DATASET EXCERPTS:
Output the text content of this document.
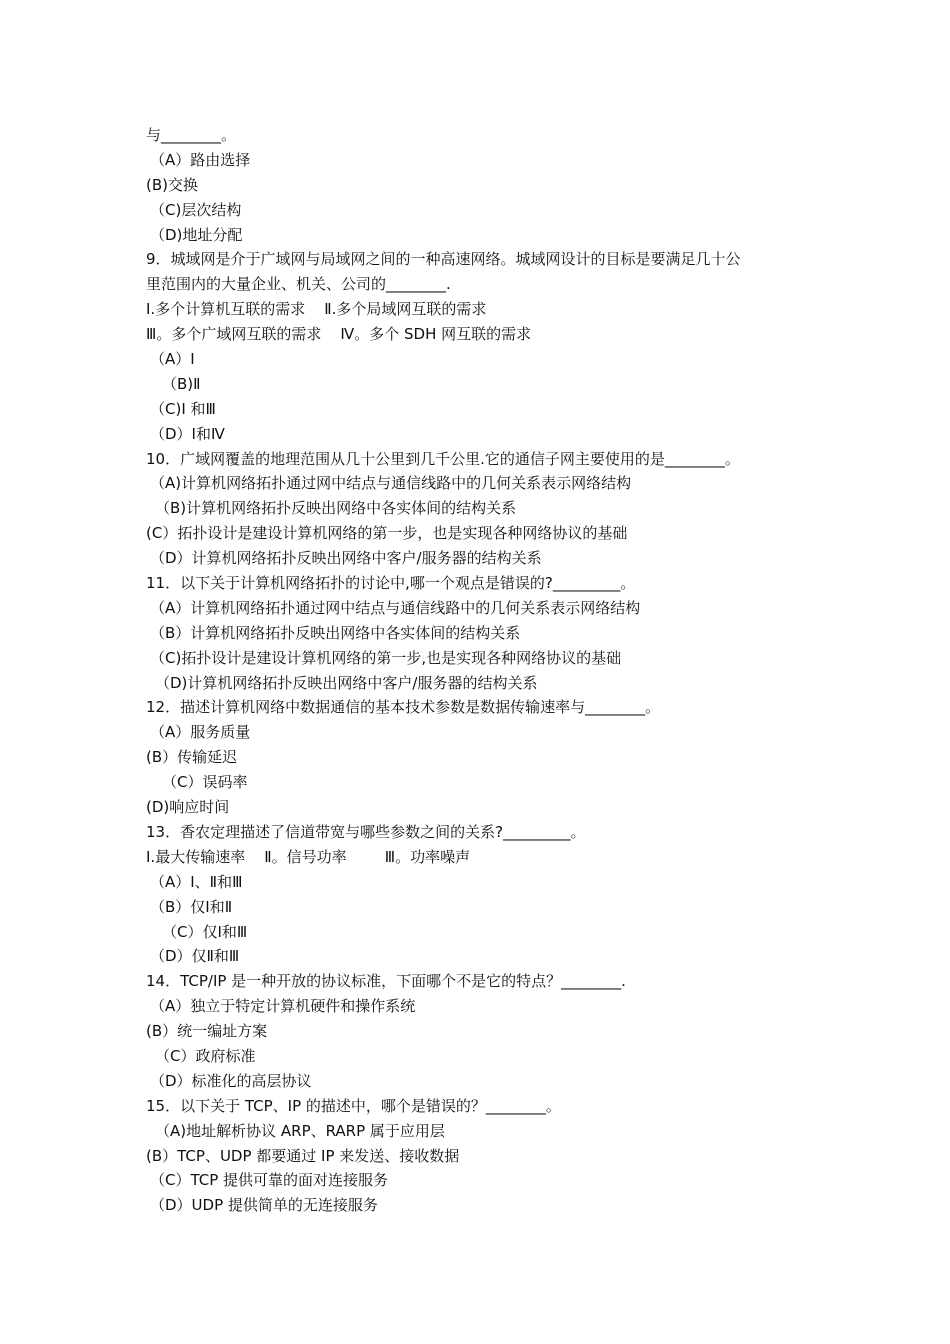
与________。
（A）路由选择
(B)交换
（C)层次结构
（D)地址分配
9．城域网是介于广域网与局域网之间的一种高速网络。城域网设计的目标是要满足几十公
里范围内的大量企业、机关、公司的________.
Ⅰ.多个计算机互联的需求    Ⅱ.多个局域网互联的需求
Ⅲ。多个广域网互联的需求    Ⅳ。多个 SDH 网互联的需求
（A）Ⅰ
（B)Ⅱ
（C)Ⅰ 和Ⅲ
（D）Ⅰ和Ⅳ
10．广域网覆盖的地理范围从几十公里到几千公里.它的通信子网主要使用的是________。
（A)计算机网络拓扑通过网中结点与通信线路中的几何关系表示网络结构
（B)计算机网络拓扑反映出网络中各实体间的结构关系
(C）拓扑设计是建设计算机网络的第一步，也是实现各种网络协议的基础
（D）计算机网络拓扑反映出网络中客户/服务器的结构关系
11．以下关于计算机网络拓扑的讨论中,哪一个观点是错误的?_________。
（A）计算机网络拓扑通过网中结点与通信线路中的几何关系表示网络结构
（B）计算机网络拓扑反映出网络中各实体间的结构关系
（C)拓扑设计是建设计算机网络的第一步,也是实现各种网络协议的基础
（D)计算机网络拓扑反映出网络中客户/服务器的结构关系
12．描述计算机网络中数据通信的基本技术参数是数据传输速率与________。
（A）服务质量
(B）传输延迟
（C）误码率
(D)响应时间
13．香农定理描述了信道带宽与哪些参数之间的关系?_________。
Ⅰ.最大传输速率    Ⅱ。信号功率        Ⅲ。功率噪声
（A）Ⅰ、Ⅱ和Ⅲ
（B）仅Ⅰ和Ⅱ
（C）仅Ⅰ和Ⅲ
（D）仅Ⅱ和Ⅲ
14．TCP/IP 是一种开放的协议标准，下面哪个不是它的特点？________.
（A）独立于特定计算机硬件和操作系统
(B）统一编址方案
（C）政府标准
（D）标准化的高层协议
15．以下关于 TCP、IP 的描述中，哪个是错误的？________。
（A)地址解析协议 ARP、RARP 属于应用层
(B）TCP、UDP 都要通过 IP 来发送、接收数据
（C）TCP 提供可靠的面对连接服务
（D）UDP 提供简单的无连接服务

THE PROBLEM: Copy and report every line where the word "计算机网络拓扑反映出网络中各实体间的结构关系" is present.

PROBLEM SOLUTION:
（B)计算机网络拓扑反映出网络中各实体间的结构关系
（B）计算机网络拓扑反映出网络中各实体间的结构关系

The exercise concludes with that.